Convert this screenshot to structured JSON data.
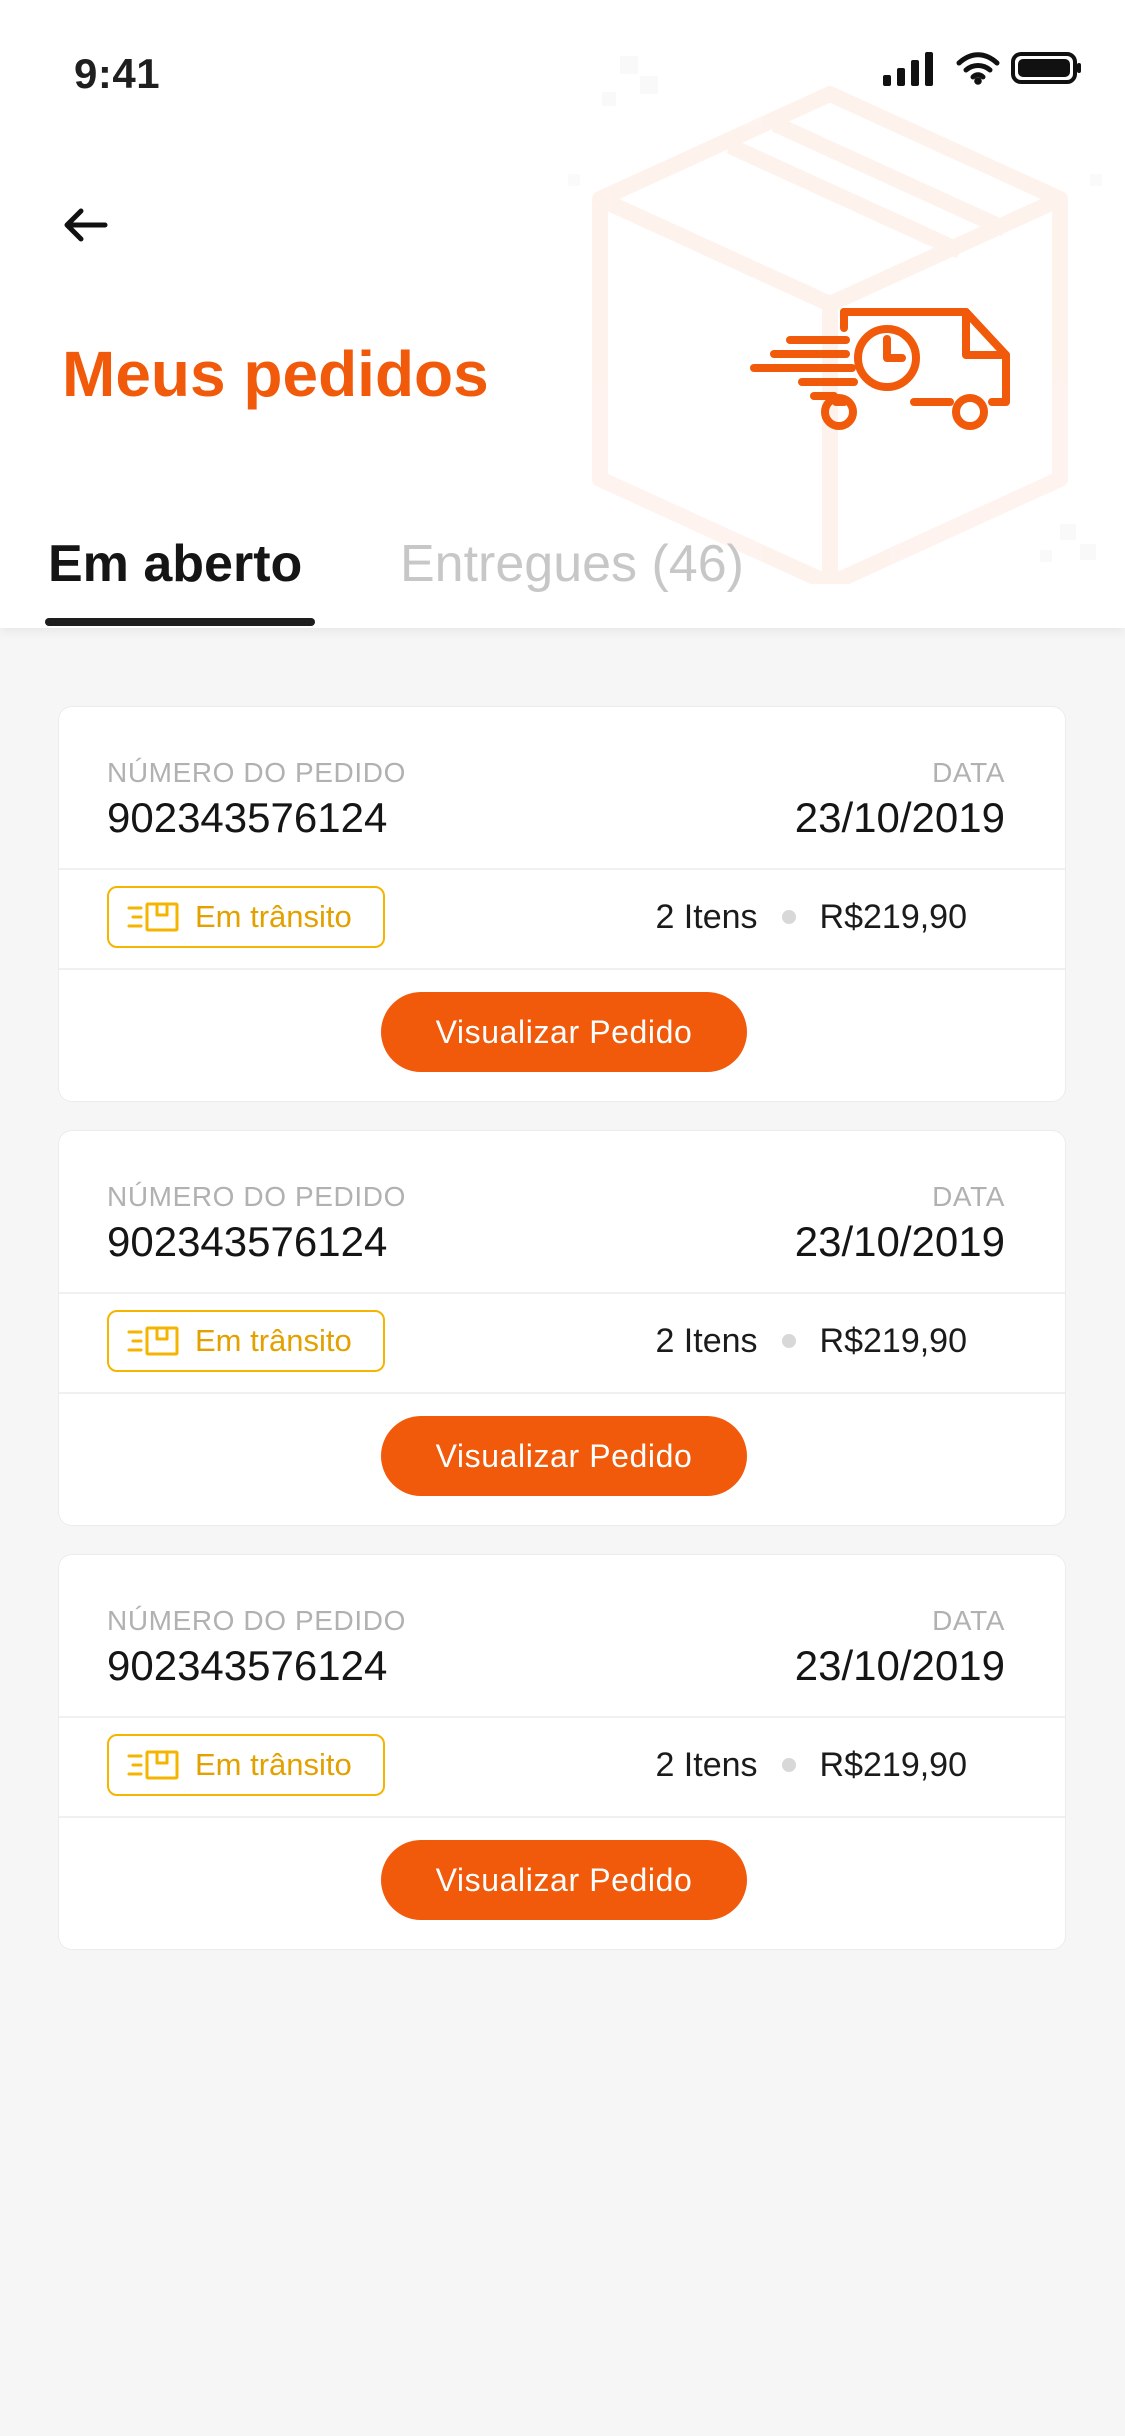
{
  "status_bar": {
    "time": "9:41",
    "icons": [
      "signal-icon",
      "wifi-icon",
      "battery-icon"
    ]
  },
  "header": {
    "back_icon": "back-arrow-icon",
    "title": "Meus pedidos",
    "hero_icon": "delivery-truck-icon"
  },
  "tabs": [
    {
      "label": "Em aberto",
      "active": true
    },
    {
      "label": "Entregues (46)",
      "active": false
    }
  ],
  "orders": [
    {
      "order_number_label": "NÚMERO DO PEDIDO",
      "order_number": "902343576124",
      "date_label": "DATA",
      "date": "23/10/2019",
      "status": "Em trânsito",
      "items": "2 Itens",
      "total": "R$219,90",
      "button_label": "Visualizar Pedido"
    },
    {
      "order_number_label": "NÚMERO DO PEDIDO",
      "order_number": "902343576124",
      "date_label": "DATA",
      "date": "23/10/2019",
      "status": "Em trânsito",
      "items": "2 Itens",
      "total": "R$219,90",
      "button_label": "Visualizar Pedido"
    },
    {
      "order_number_label": "NÚMERO DO PEDIDO",
      "order_number": "902343576124",
      "date_label": "DATA",
      "date": "23/10/2019",
      "status": "Em trânsito",
      "items": "2 Itens",
      "total": "R$219,90",
      "button_label": "Visualizar Pedido"
    }
  ],
  "theme": {
    "accent": "#f05a0a",
    "status": "#e3a100",
    "background": "#f6f6f6"
  }
}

▸ **Given request**: Return each line exactly as written. Any picture gets left out.

▸ **Task response**:
Convert this screenshot to structured JSON data.
{
  "status_bar": {
    "time": "9:41",
    "icons": [
      "signal-icon",
      "wifi-icon",
      "battery-icon"
    ]
  },
  "header": {
    "back_icon": "back-arrow-icon",
    "title": "Meus pedidos",
    "hero_icon": "delivery-truck-icon"
  },
  "tabs": [
    {
      "label": "Em aberto",
      "active": true
    },
    {
      "label": "Entregues (46)",
      "active": false
    }
  ],
  "orders": [
    {
      "order_number_label": "NÚMERO DO PEDIDO",
      "order_number": "902343576124",
      "date_label": "DATA",
      "date": "23/10/2019",
      "status": "Em trânsito",
      "items": "2 Itens",
      "total": "R$219,90",
      "button_label": "Visualizar Pedido"
    },
    {
      "order_number_label": "NÚMERO DO PEDIDO",
      "order_number": "902343576124",
      "date_label": "DATA",
      "date": "23/10/2019",
      "status": "Em trânsito",
      "items": "2 Itens",
      "total": "R$219,90",
      "button_label": "Visualizar Pedido"
    },
    {
      "order_number_label": "NÚMERO DO PEDIDO",
      "order_number": "902343576124",
      "date_label": "DATA",
      "date": "23/10/2019",
      "status": "Em trânsito",
      "items": "2 Itens",
      "total": "R$219,90",
      "button_label": "Visualizar Pedido"
    }
  ],
  "theme": {
    "accent": "#f05a0a",
    "status": "#e3a100",
    "background": "#f6f6f6"
  }
}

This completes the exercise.